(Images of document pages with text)

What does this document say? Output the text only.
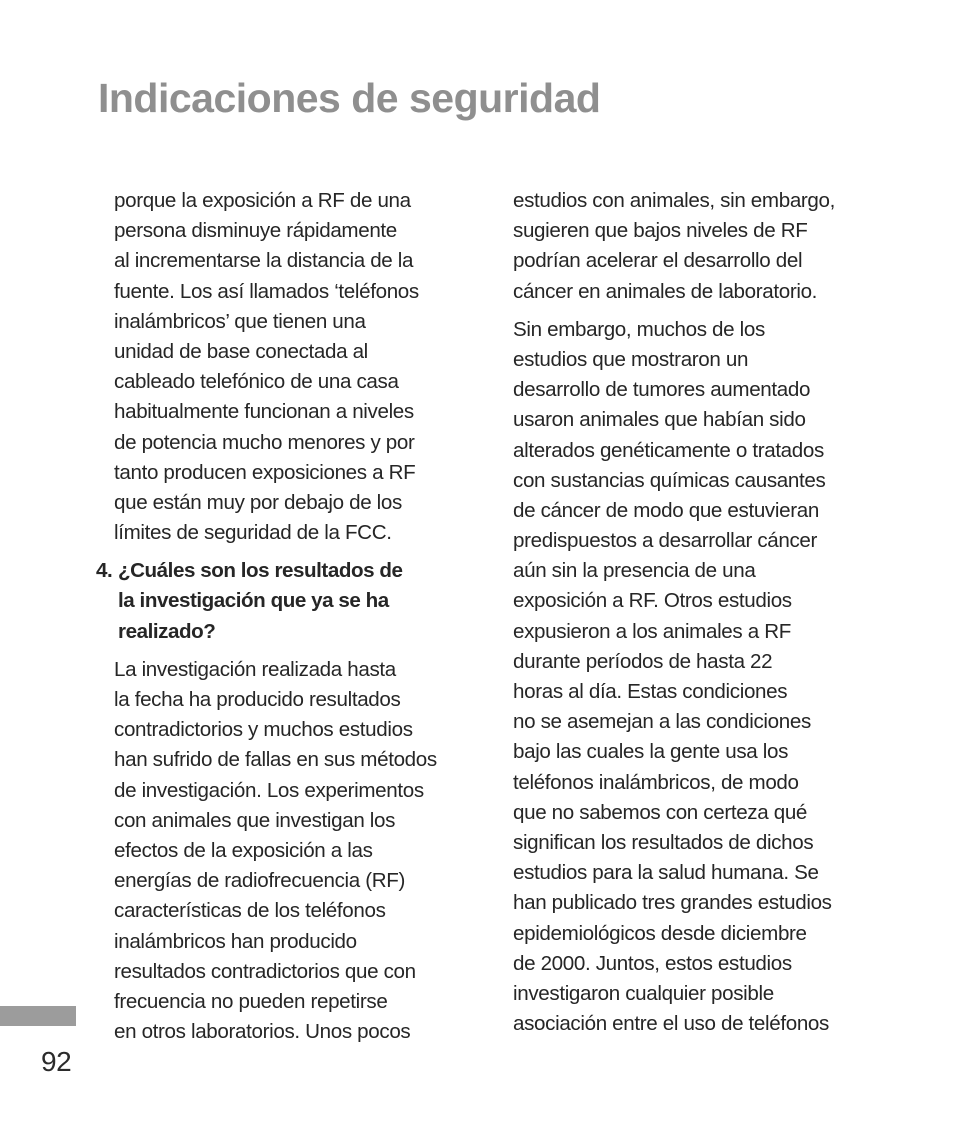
Indicaciones de seguridad
porque la exposición a RF de una
persona disminuye rápidamente
al incrementarse la distancia de la
fuente. Los así llamados ‘teléfonos
inalámbricos’ que tienen una
unidad de base conectada al
cableado telefónico de una casa
habitualmente funcionan a niveles
de potencia mucho menores y por
tanto producen exposiciones a RF
que están muy por debajo de los
límites de seguridad de la FCC.
4. ¿Cuáles son los resultados de
la investigación que ya se ha
realizado?
La investigación realizada hasta
la fecha ha producido resultados
contradictorios y muchos estudios
han sufrido de fallas en sus métodos
de investigación. Los experimentos
con animales que investigan los
efectos de la exposición a las
energías de radiofrecuencia (RF)
características de los teléfonos
inalámbricos han producido
resultados contradictorios que con
frecuencia no pueden repetirse
en otros laboratorios. Unos pocos
estudios con animales, sin embargo,
sugieren que bajos niveles de RF
podrían acelerar el desarrollo del
cáncer en animales de laboratorio.
Sin embargo, muchos de los
estudios que mostraron un
desarrollo de tumores aumentado
usaron animales que habían sido
alterados genéticamente o tratados
con sustancias químicas causantes
de cáncer de modo que estuvieran
predispuestos a desarrollar cáncer
aún sin la presencia de una
exposición a RF. Otros estudios
expusieron a los animales a RF
durante períodos de hasta 22
horas al día. Estas condiciones
no se asemejan a las condiciones
bajo las cuales la gente usa los
teléfonos inalámbricos, de modo
que no sabemos con certeza qué
significan los resultados de dichos
estudios para la salud humana. Se
han publicado tres grandes estudios
epidemiológicos desde diciembre
de 2000. Juntos, estos estudios
investigaron cualquier posible
asociación entre el uso de teléfonos
92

### Aim of the task
For each line in the entries that holds "embargo", return that line.

### Exercise answer
estudios con animales, sin embargo,
Sin embargo, muchos de los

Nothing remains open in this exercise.